WHAT IS REQUIRED =
Find the word "text" in the records below. List each line containing it.

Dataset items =
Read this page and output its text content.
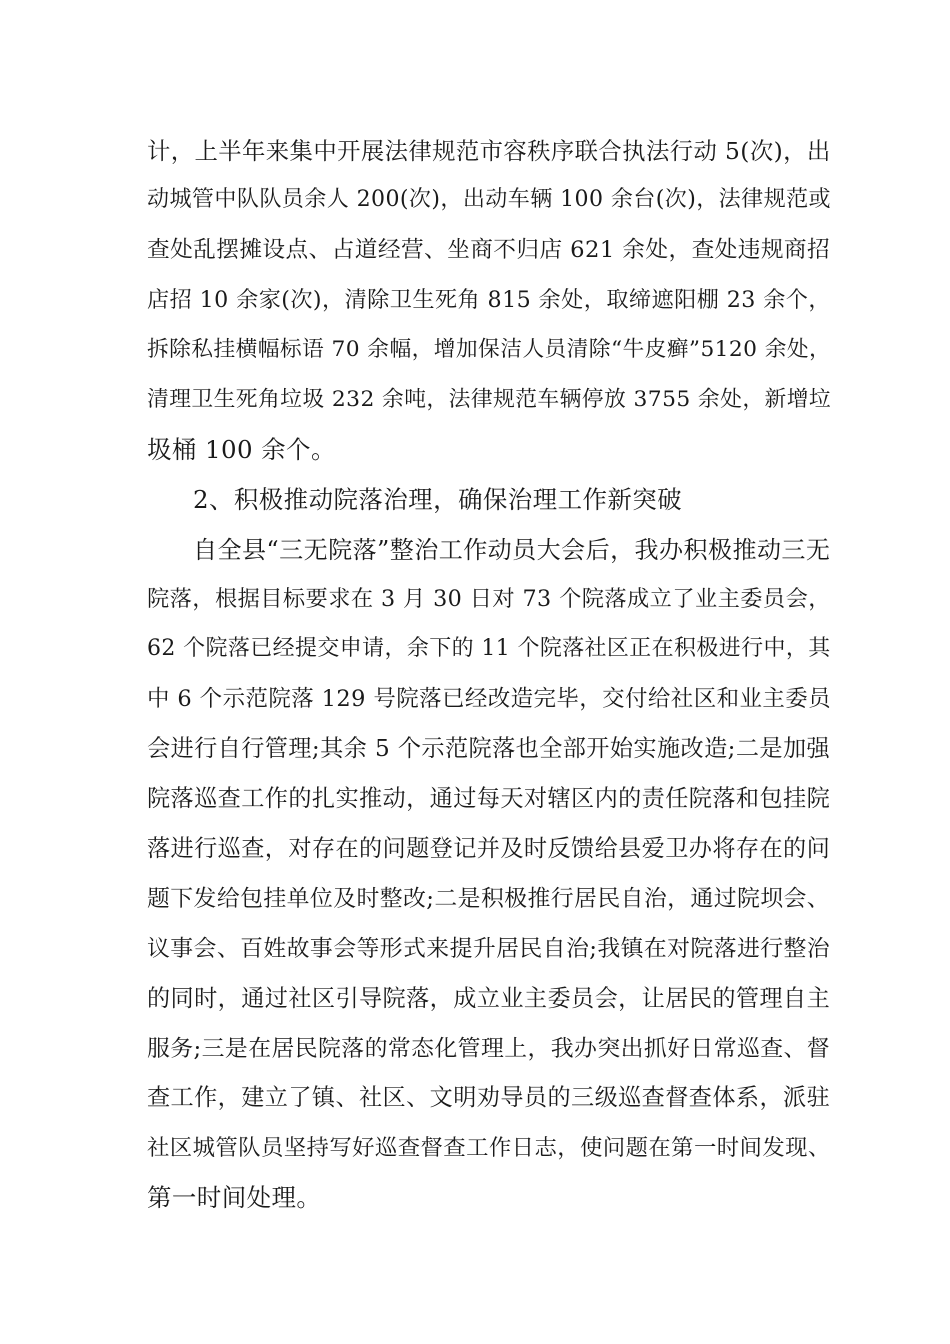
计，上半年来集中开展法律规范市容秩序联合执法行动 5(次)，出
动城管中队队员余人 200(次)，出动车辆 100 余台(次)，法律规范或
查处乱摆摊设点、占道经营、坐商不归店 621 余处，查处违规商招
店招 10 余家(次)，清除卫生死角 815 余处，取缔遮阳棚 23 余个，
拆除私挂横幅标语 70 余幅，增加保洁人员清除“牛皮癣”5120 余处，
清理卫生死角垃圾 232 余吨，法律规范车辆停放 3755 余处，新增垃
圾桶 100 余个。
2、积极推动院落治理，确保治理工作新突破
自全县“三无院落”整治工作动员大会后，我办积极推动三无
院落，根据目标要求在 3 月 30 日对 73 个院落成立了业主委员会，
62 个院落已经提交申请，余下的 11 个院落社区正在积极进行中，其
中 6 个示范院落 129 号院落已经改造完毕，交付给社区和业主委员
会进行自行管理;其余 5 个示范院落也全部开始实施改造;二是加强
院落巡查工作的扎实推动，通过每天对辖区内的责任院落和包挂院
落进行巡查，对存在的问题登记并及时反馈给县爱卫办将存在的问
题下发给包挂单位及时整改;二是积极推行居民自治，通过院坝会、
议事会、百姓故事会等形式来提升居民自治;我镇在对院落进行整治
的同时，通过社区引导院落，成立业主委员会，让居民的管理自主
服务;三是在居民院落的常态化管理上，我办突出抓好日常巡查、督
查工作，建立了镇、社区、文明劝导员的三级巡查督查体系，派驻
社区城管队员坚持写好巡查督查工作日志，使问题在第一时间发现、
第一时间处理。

...

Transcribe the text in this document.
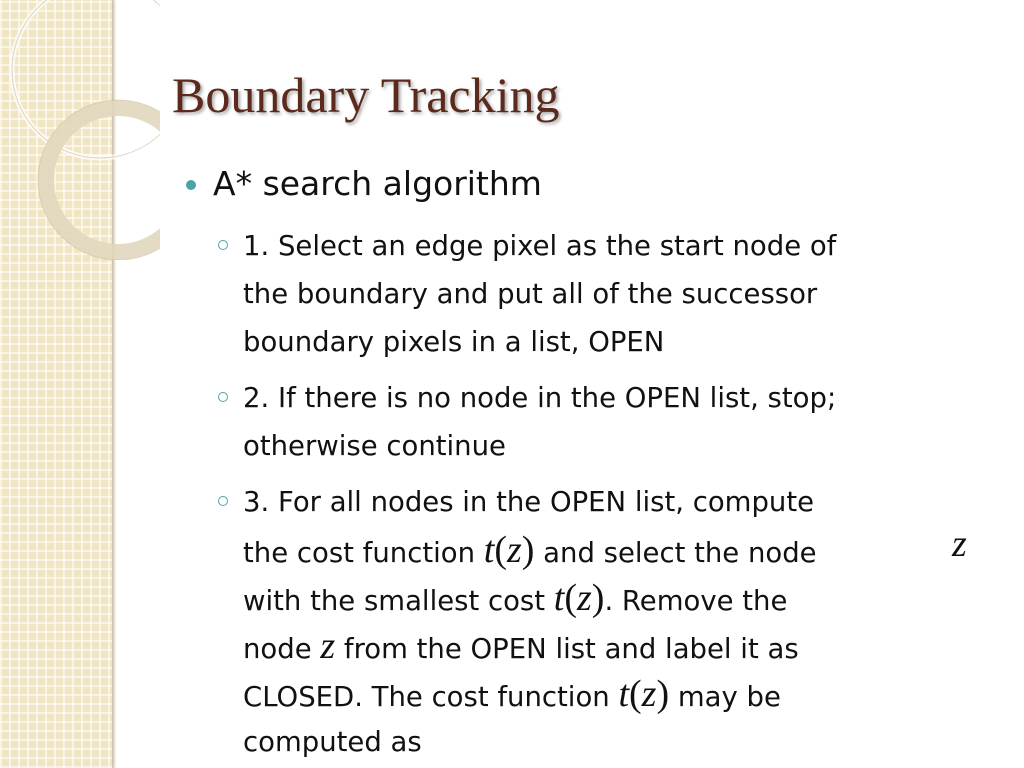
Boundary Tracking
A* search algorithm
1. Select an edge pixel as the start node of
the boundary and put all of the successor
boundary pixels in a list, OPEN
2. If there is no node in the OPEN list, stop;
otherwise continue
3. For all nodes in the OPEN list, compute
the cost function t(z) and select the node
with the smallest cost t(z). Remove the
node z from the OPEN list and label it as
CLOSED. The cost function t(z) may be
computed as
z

SOLUTION FOR THIS PROBLEM =
Read this page and output its text content.
Transcribe the text in this document.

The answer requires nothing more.